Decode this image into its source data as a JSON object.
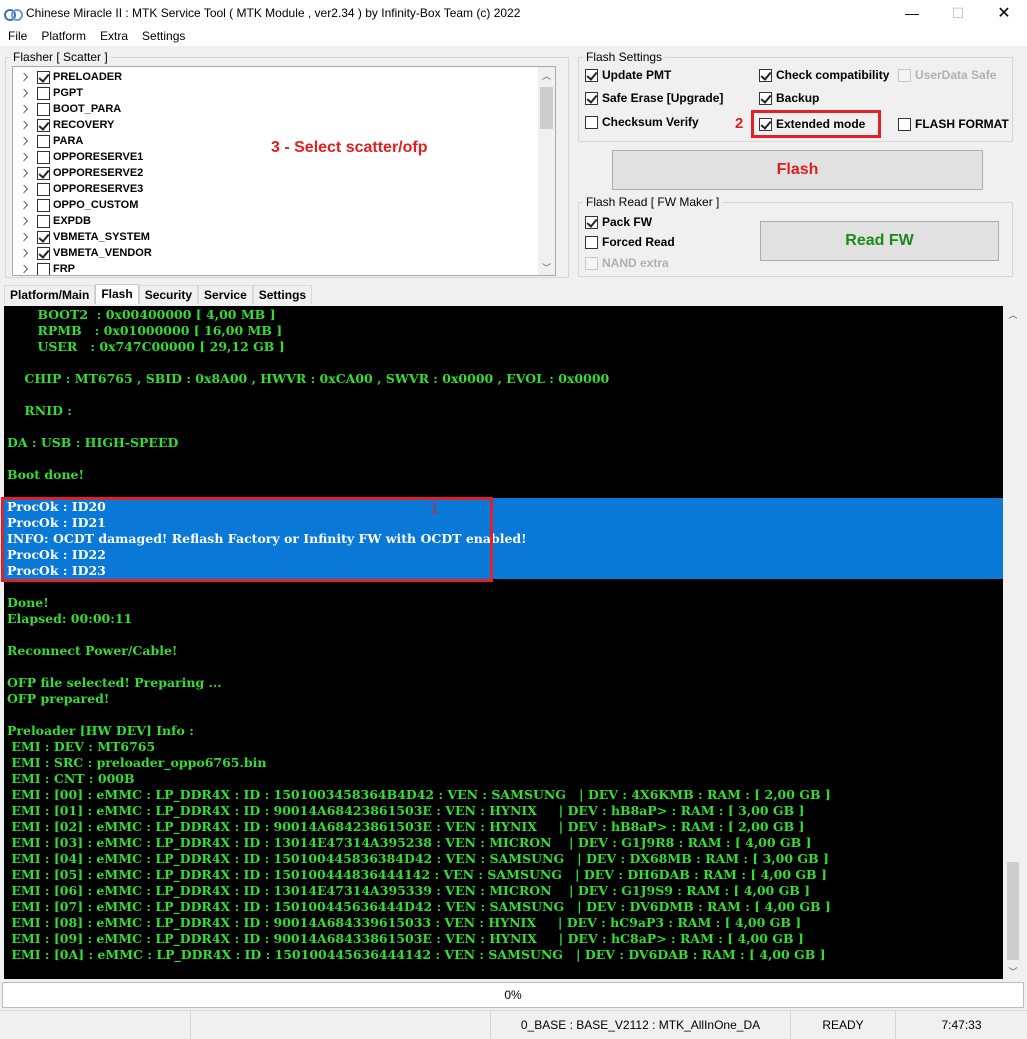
{
  "window": {
    "title": "Chinese Miracle II : MTK Service Tool ( MTK Module , ver2.34  ) by Infinity-Box Team (c) 2022",
    "minimize": "—",
    "maximize": "☐",
    "close": "✕"
  },
  "menu": [
    "File",
    "Platform",
    "Extra",
    "Settings"
  ],
  "flasher": {
    "legend": "Flasher [ Scatter ]",
    "items": [
      {
        "label": "PRELOADER",
        "checked": true
      },
      {
        "label": "PGPT",
        "checked": false
      },
      {
        "label": "BOOT_PARA",
        "checked": false
      },
      {
        "label": "RECOVERY",
        "checked": true
      },
      {
        "label": "PARA",
        "checked": false
      },
      {
        "label": "OPPORESERVE1",
        "checked": false
      },
      {
        "label": "OPPORESERVE2",
        "checked": true
      },
      {
        "label": "OPPORESERVE3",
        "checked": false
      },
      {
        "label": "OPPO_CUSTOM",
        "checked": false
      },
      {
        "label": "EXPDB",
        "checked": false
      },
      {
        "label": "VBMETA_SYSTEM",
        "checked": true
      },
      {
        "label": "VBMETA_VENDOR",
        "checked": true
      },
      {
        "label": "FRP",
        "checked": false
      }
    ],
    "annotation": "3  - Select scatter/ofp"
  },
  "flash_settings": {
    "legend": "Flash Settings",
    "options": {
      "update_pmt": {
        "label": "Update PMT",
        "checked": true
      },
      "check_compat": {
        "label": "Check compatibility",
        "checked": true
      },
      "userdata_safe": {
        "label": "UserData Safe",
        "checked": false
      },
      "safe_erase": {
        "label": "Safe Erase [Upgrade]",
        "checked": true
      },
      "backup": {
        "label": "Backup",
        "checked": true
      },
      "checksum": {
        "label": "Checksum Verify",
        "checked": false
      },
      "extended": {
        "label": "Extended mode",
        "checked": true
      },
      "flash_format": {
        "label": "FLASH FORMAT",
        "checked": false
      }
    },
    "annotation": "2",
    "flash_button": "Flash",
    "flash_color": "#e02020"
  },
  "flash_read": {
    "legend": "Flash Read [ FW Maker ]",
    "options": {
      "pack_fw": {
        "label": "Pack FW",
        "checked": true
      },
      "forced_read": {
        "label": "Forced Read",
        "checked": false
      },
      "nand_extra": {
        "label": "NAND extra",
        "checked": false
      }
    },
    "read_button": "Read FW",
    "read_color": "#1a8a1a"
  },
  "tabs": [
    "Platform/Main",
    "Flash",
    "Security",
    "Service",
    "Settings"
  ],
  "active_tab": "Flash",
  "console": {
    "lines": [
      "       BOOT2  : 0x00400000 [ 4,00 MB ]",
      "       RPMB   : 0x01000000 [ 16,00 MB ]",
      "       USER   : 0x747C00000 [ 29,12 GB ]",
      "",
      "    CHIP : MT6765 , SBID : 0x8A00 , HWVR : 0xCA00 , SWVR : 0x0000 , EVOL : 0x0000",
      "",
      "    RNID :",
      "",
      "DA : USB : HIGH-SPEED",
      "",
      "Boot done!",
      "",
      "ProcOk : ID20",
      "ProcOk : ID21",
      "INFO: OCDT damaged! Reflash Factory or Infinity FW with OCDT enabled!",
      "ProcOk : ID22",
      "ProcOk : ID23",
      "",
      "Done!",
      "Elapsed: 00:00:11",
      "",
      "Reconnect Power/Cable!",
      "",
      "OFP file selected! Preparing ...",
      "OFP prepared!",
      "",
      "Preloader [HW DEV] Info :",
      " EMI : DEV : MT6765",
      " EMI : SRC : preloader_oppo6765.bin",
      " EMI : CNT : 000B",
      " EMI : [00] : eMMC : LP_DDR4X : ID : 1501003458364B4D42 : VEN : SAMSUNG   | DEV : 4X6KMB : RAM : [ 2,00 GB ]",
      " EMI : [01] : eMMC : LP_DDR4X : ID : 90014A68423861503E : VEN : HYNIX     | DEV : hB8aP> : RAM : [ 3,00 GB ]",
      " EMI : [02] : eMMC : LP_DDR4X : ID : 90014A68423861503E : VEN : HYNIX     | DEV : hB8aP> : RAM : [ 2,00 GB ]",
      " EMI : [03] : eMMC : LP_DDR4X : ID : 13014E47314A395238 : VEN : MICRON    | DEV : G1J9R8 : RAM : [ 4,00 GB ]",
      " EMI : [04] : eMMC : LP_DDR4X : ID : 150100445836384D42 : VEN : SAMSUNG   | DEV : DX68MB : RAM : [ 3,00 GB ]",
      " EMI : [05] : eMMC : LP_DDR4X : ID : 150100444836444142 : VEN : SAMSUNG   | DEV : DH6DAB : RAM : [ 4,00 GB ]",
      " EMI : [06] : eMMC : LP_DDR4X : ID : 13014E47314A395339 : VEN : MICRON    | DEV : G1J9S9 : RAM : [ 4,00 GB ]",
      " EMI : [07] : eMMC : LP_DDR4X : ID : 150100445636444D42 : VEN : SAMSUNG   | DEV : DV6DMB : RAM : [ 4,00 GB ]",
      " EMI : [08] : eMMC : LP_DDR4X : ID : 90014A684339615033 : VEN : HYNIX     | DEV : hC9aP3 : RAM : [ 4,00 GB ]",
      " EMI : [09] : eMMC : LP_DDR4X : ID : 90014A68433861503E : VEN : HYNIX     | DEV : hC8aP> : RAM : [ 4,00 GB ]",
      " EMI : [0A] : eMMC : LP_DDR4X : ID : 150100445636444142 : VEN : SAMSUNG   | DEV : DV6DAB : RAM : [ 4,00 GB ]"
    ],
    "highlight_lines": [
      12,
      13,
      14,
      15,
      16
    ],
    "annotation": "1",
    "text_color": "#33dd33",
    "highlight_color": "#0a78d7"
  },
  "progress": {
    "value": 0,
    "label": "0%"
  },
  "status": {
    "base": "0_BASE : BASE_V2112 : MTK_AllInOne_DA",
    "state": "READY",
    "time": "7:47:33"
  },
  "colors": {
    "annotation_red": "#e0202b"
  }
}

━━━━

Work to do =>
Look through the entries above and report the number of lines that contain "legend". Write only the number.

Answer below =>
3